### Task to complete:
The records are set out below this line. Return exactly the lines from the one containing "Decode this image" through the last, and exclude the pictures.
# Records provided start
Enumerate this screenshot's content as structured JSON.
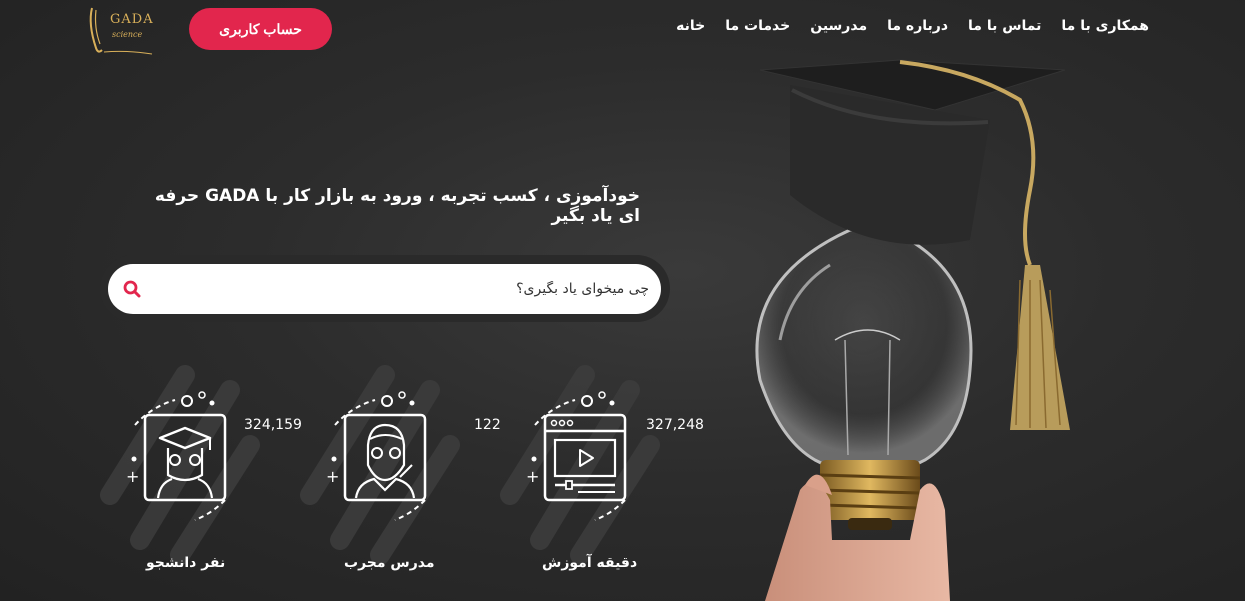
{
  "nav": {
    "items": [
      {
        "label": "خانه"
      },
      {
        "label": "خدمات ما"
      },
      {
        "label": "مدرسین"
      },
      {
        "label": "درباره ما"
      },
      {
        "label": "تماس با ما"
      },
      {
        "label": "همکاری با ما"
      }
    ]
  },
  "logo": {
    "text": "GADA",
    "sub": "science"
  },
  "account_button": "حساب کاربری",
  "headline": "خودآموزی ، کسب تجربه ، ورود به بازار کار با GADA حرفه ای یاد بگیر",
  "search": {
    "placeholder": "چی میخوای یاد بگیری؟"
  },
  "stats": [
    {
      "value": "327,248",
      "label": "دقیقه آموزش",
      "icon": "video-player-icon"
    },
    {
      "value": "122",
      "label": "مدرس مجرب",
      "icon": "teacher-icon"
    },
    {
      "value": "324,159",
      "label": "نفر دانشجو",
      "icon": "graduate-student-icon"
    }
  ],
  "colors": {
    "accent": "#e2264d",
    "gold": "#d9b05a",
    "background": "#2c2c2c"
  }
}
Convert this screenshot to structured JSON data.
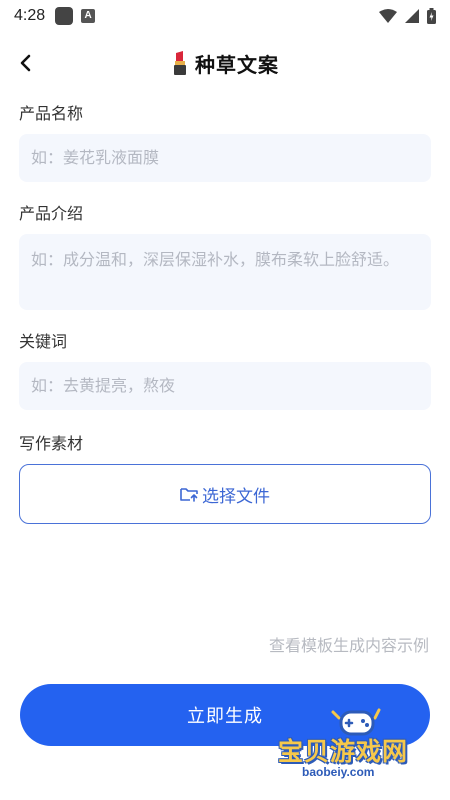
{
  "status_bar": {
    "time": "4:28",
    "app_badge": "A"
  },
  "header": {
    "title": "种草文案",
    "title_icon": "lipstick-icon",
    "back_icon": "chevron-left-icon"
  },
  "form": {
    "product_name": {
      "label": "产品名称",
      "placeholder": "如：姜花乳液面膜",
      "value": ""
    },
    "product_intro": {
      "label": "产品介绍",
      "placeholder": "如：成分温和，深层保湿补水，膜布柔软上脸舒适。",
      "value": ""
    },
    "keywords": {
      "label": "关键词",
      "placeholder": "如：去黄提亮，熬夜",
      "value": ""
    },
    "material": {
      "label": "写作素材",
      "button_label": "选择文件",
      "button_icon": "folder-upload-icon"
    }
  },
  "template_link": "查看模板生成内容示例",
  "generate_button": "立即生成",
  "watermark": {
    "text": "宝贝游戏网",
    "url": "baobeiy.com"
  },
  "colors": {
    "accent": "#2462f0",
    "input_bg": "#f4f7fd",
    "border": "#4a72d8",
    "placeholder": "#b4b8c2",
    "lipstick": "#d9263a"
  }
}
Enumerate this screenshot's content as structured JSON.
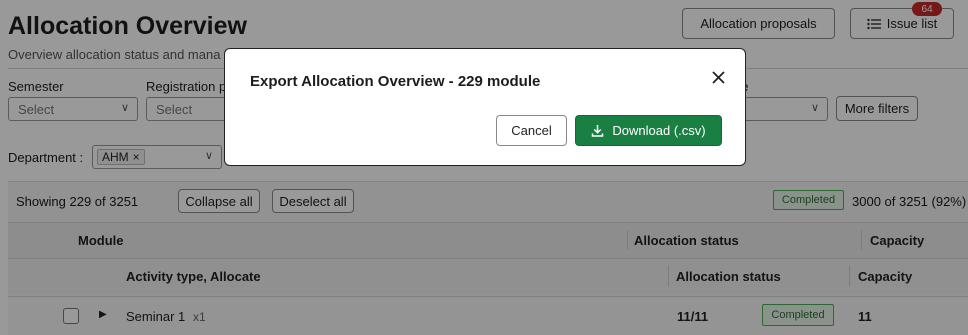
{
  "page": {
    "title": "Allocation Overview",
    "subtitle": "Overview allocation status and mana"
  },
  "toolbar": {
    "proposals_label": "Allocation proposals",
    "issues_label": "Issue list",
    "issues_count": "64"
  },
  "filters": {
    "semester_label": "Semester",
    "semester_placeholder": "Select",
    "registration_label": "Registration p",
    "registration_placeholder": "Select",
    "type_label_fragment": "pe",
    "more_filters_label": "More filters",
    "department_label": "Department :",
    "department_chip": "AHM"
  },
  "results": {
    "showing": "Showing 229 of 3251",
    "collapse_all": "Collapse all",
    "deselect_all": "Deselect all",
    "status_badge": "Completed",
    "summary": "3000 of 3251 (92%)"
  },
  "table": {
    "header_1": {
      "module": "Module",
      "allocation_status": "Allocation status",
      "capacity": "Capacity"
    },
    "header_2": {
      "activity": "Activity type, Allocate",
      "allocation_status": "Allocation status",
      "capacity": "Capacity"
    },
    "rows": [
      {
        "activity": "Seminar 1",
        "multiplier": "x1",
        "allocation": "11/11",
        "status": "Completed",
        "capacity": "11"
      }
    ]
  },
  "modal": {
    "title": "Export Allocation Overview - 229 module",
    "cancel_label": "Cancel",
    "download_label": "Download (.csv)"
  },
  "colors": {
    "primary": "#1a7f43",
    "badge_alert": "#c62828",
    "completed_border": "#4caf50"
  }
}
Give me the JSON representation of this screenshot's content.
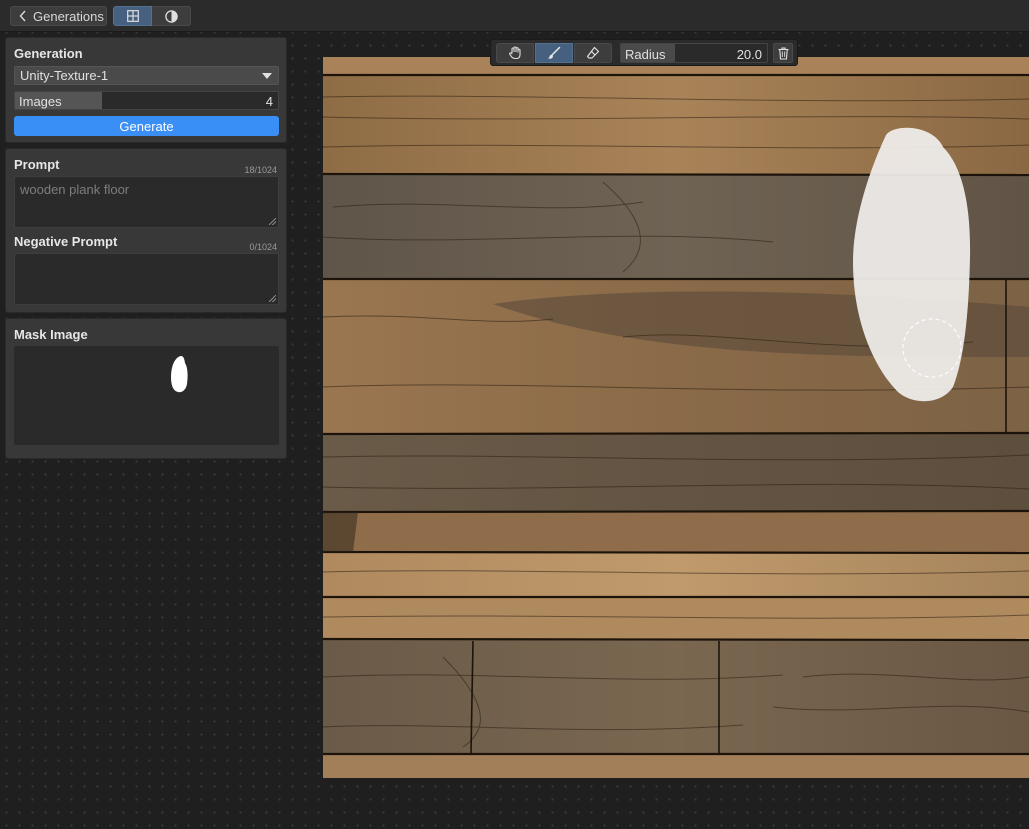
{
  "topbar": {
    "back_label": "Generations",
    "views": [
      {
        "icon": "grid-icon",
        "active": true
      },
      {
        "icon": "half-circle-icon",
        "active": false
      }
    ]
  },
  "generation": {
    "title": "Generation",
    "model": "Unity-Texture-1",
    "images_label": "Images",
    "images_value": "4",
    "images_fill_fraction": 0.33,
    "generate_label": "Generate"
  },
  "prompt": {
    "title": "Prompt",
    "counter": "18/1024",
    "value": "wooden plank floor",
    "negative_title": "Negative Prompt",
    "negative_counter": "0/1024",
    "negative_value": ""
  },
  "mask": {
    "title": "Mask Image"
  },
  "toolbar": {
    "tools": [
      {
        "icon": "hand-icon",
        "active": false
      },
      {
        "icon": "brush-icon",
        "active": true
      },
      {
        "icon": "eraser-icon",
        "active": false
      }
    ],
    "radius_label": "Radius",
    "radius_value": "20.0",
    "delete_icon": "trash-icon"
  },
  "colors": {
    "accent": "#3a8ff7",
    "active_tool": "#46607f",
    "panel_bg": "#383838",
    "mask_white": "#ffffff"
  }
}
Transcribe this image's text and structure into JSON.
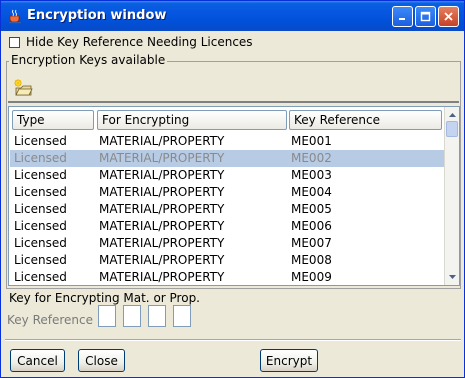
{
  "window": {
    "title": "Encryption window",
    "icons": {
      "app": "java-cup-icon",
      "minimize": "minimize-icon",
      "maximize": "maximize-icon",
      "close": "close-icon"
    }
  },
  "options": {
    "hide_key_reference_label": "Hide Key Reference Needing Licences",
    "hide_key_reference_checked": false
  },
  "keys_group": {
    "title": "Encryption Keys available",
    "toolbar_icon": "open-folder-icon",
    "columns": [
      "Type",
      "For Encrypting",
      "Key Reference"
    ],
    "rows": [
      {
        "type": "Licensed",
        "for": "MATERIAL/PROPERTY",
        "ref": "ME001",
        "selected": false
      },
      {
        "type": "Licensed",
        "for": "MATERIAL/PROPERTY",
        "ref": "ME002",
        "selected": true
      },
      {
        "type": "Licensed",
        "for": "MATERIAL/PROPERTY",
        "ref": "ME003",
        "selected": false
      },
      {
        "type": "Licensed",
        "for": "MATERIAL/PROPERTY",
        "ref": "ME004",
        "selected": false
      },
      {
        "type": "Licensed",
        "for": "MATERIAL/PROPERTY",
        "ref": "ME005",
        "selected": false
      },
      {
        "type": "Licensed",
        "for": "MATERIAL/PROPERTY",
        "ref": "ME006",
        "selected": false
      },
      {
        "type": "Licensed",
        "for": "MATERIAL/PROPERTY",
        "ref": "ME007",
        "selected": false
      },
      {
        "type": "Licensed",
        "for": "MATERIAL/PROPERTY",
        "ref": "ME008",
        "selected": false
      },
      {
        "type": "Licensed",
        "for": "MATERIAL/PROPERTY",
        "ref": "ME009",
        "selected": false
      }
    ]
  },
  "key_section": {
    "title": "Key for Encrypting Mat. or Prop.",
    "label": "Key Reference",
    "boxes": [
      "",
      "",
      "",
      ""
    ]
  },
  "buttons": {
    "cancel": "Cancel",
    "close": "Close",
    "encrypt": "Encrypt"
  },
  "colors": {
    "titlebar": "#0656e0",
    "selected_row": "#b7cbe4",
    "window_bg": "#ece9d8"
  }
}
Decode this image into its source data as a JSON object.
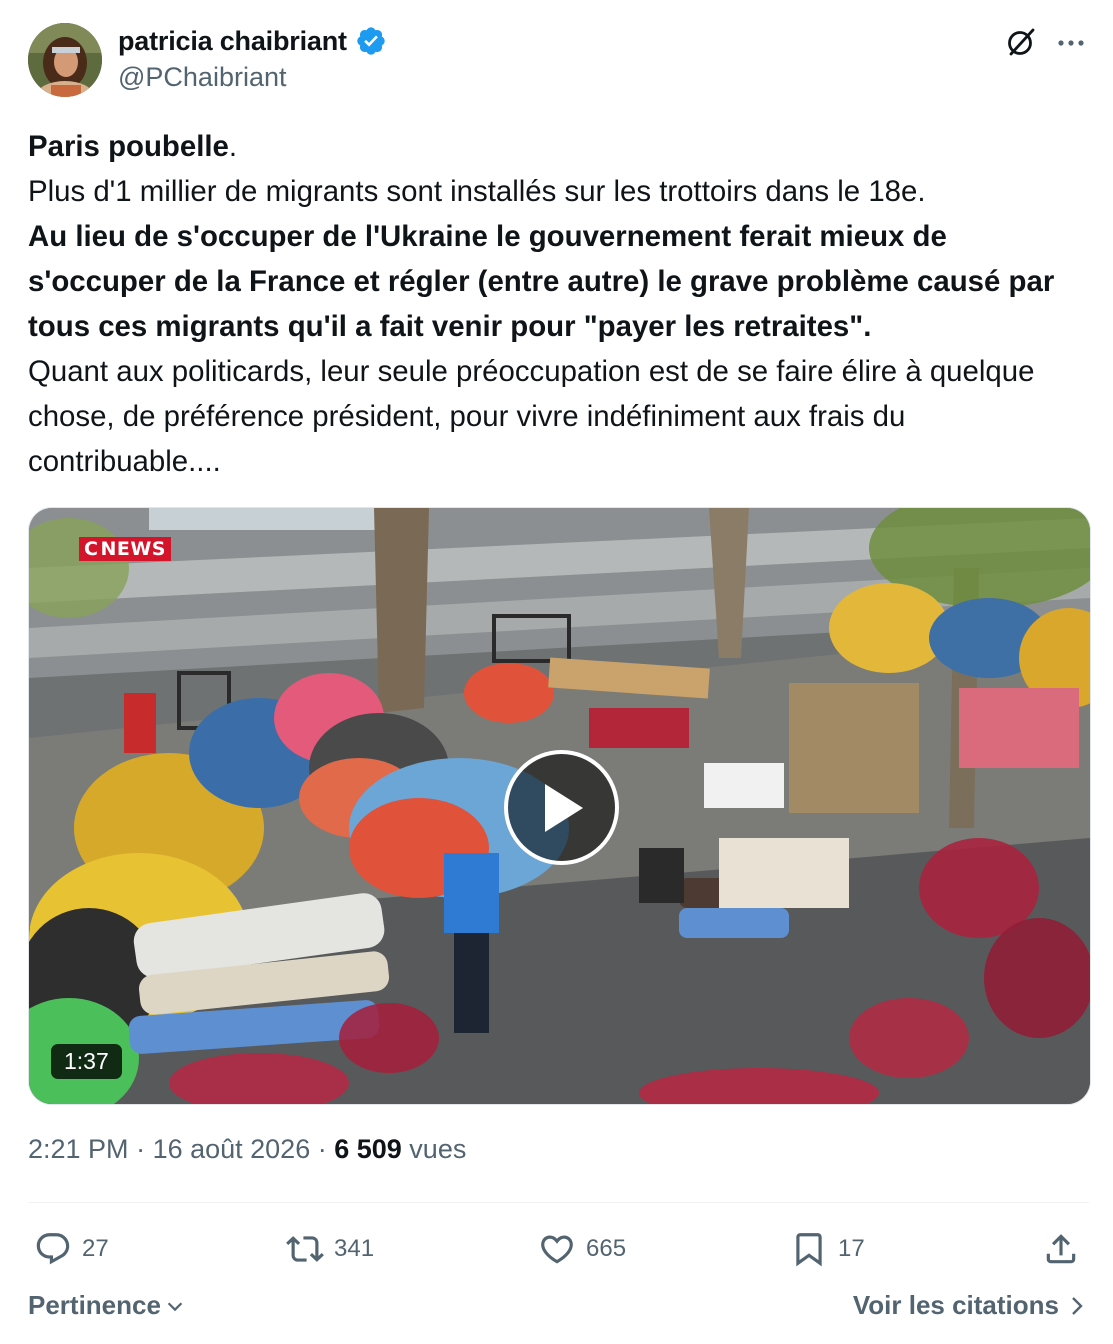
{
  "author": {
    "display_name": "patricia chaibriant",
    "handle": "@PChaibriant",
    "verified": true
  },
  "post": {
    "lines": [
      {
        "bold": "Paris poubelle",
        "normal": "."
      },
      {
        "normal": "Plus d'1 millier de migrants sont installés sur les trottoirs dans le 18e."
      },
      {
        "bold": "Au lieu de s'occuper de l'Ukraine le gouvernement ferait mieux de s'occuper de la France et régler (entre autre) le grave problème causé par tous ces migrants qu'il a fait venir pour \"payer les retraites\"."
      },
      {
        "normal": "Quant aux politicards, leur seule préoccupation est de se faire élire à quelque chose, de préférence président, pour vivre indéfiniment aux frais du contribuable...."
      }
    ]
  },
  "media": {
    "channel_logo": "NEWS",
    "duration": "1:37"
  },
  "meta": {
    "time": "2:21 PM",
    "separator": " · ",
    "date": "16 août 2026",
    "views": "6 509",
    "views_label": " vues"
  },
  "actions": {
    "replies": "27",
    "reposts": "341",
    "likes": "665",
    "bookmarks": "17"
  },
  "footer": {
    "sort_label": "Pertinence",
    "quotes_label": "Voir les citations"
  },
  "colors": {
    "text": "#0f1419",
    "secondary": "#536471",
    "verified": "#1d9bf0",
    "channel_red": "#d3142b"
  }
}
# Records provided end
### Solution for this problem:
Decode this image into its source data as a JSON object.
{
  "author": {
    "display_name": "patricia chaibriant",
    "handle": "@PChaibriant",
    "verified": true
  },
  "post": {
    "lines": [
      {
        "bold": "Paris poubelle",
        "normal": "."
      },
      {
        "normal": "Plus d'1 millier de migrants sont installés sur les trottoirs dans le 18e."
      },
      {
        "bold": "Au lieu de s'occuper de l'Ukraine le gouvernement ferait mieux de s'occuper de la France et régler (entre autre) le grave problème causé par tous ces migrants qu'il a fait venir pour \"payer les retraites\"."
      },
      {
        "normal": "Quant aux politicards, leur seule préoccupation est de se faire élire à quelque chose, de préférence président, pour vivre indéfiniment aux frais du contribuable...."
      }
    ]
  },
  "media": {
    "channel_logo": "NEWS",
    "duration": "1:37"
  },
  "meta": {
    "time": "2:21 PM",
    "separator": " · ",
    "date": "16 août 2026",
    "views": "6 509",
    "views_label": " vues"
  },
  "actions": {
    "replies": "27",
    "reposts": "341",
    "likes": "665",
    "bookmarks": "17"
  },
  "footer": {
    "sort_label": "Pertinence",
    "quotes_label": "Voir les citations"
  },
  "colors": {
    "text": "#0f1419",
    "secondary": "#536471",
    "verified": "#1d9bf0",
    "channel_red": "#d3142b"
  }
}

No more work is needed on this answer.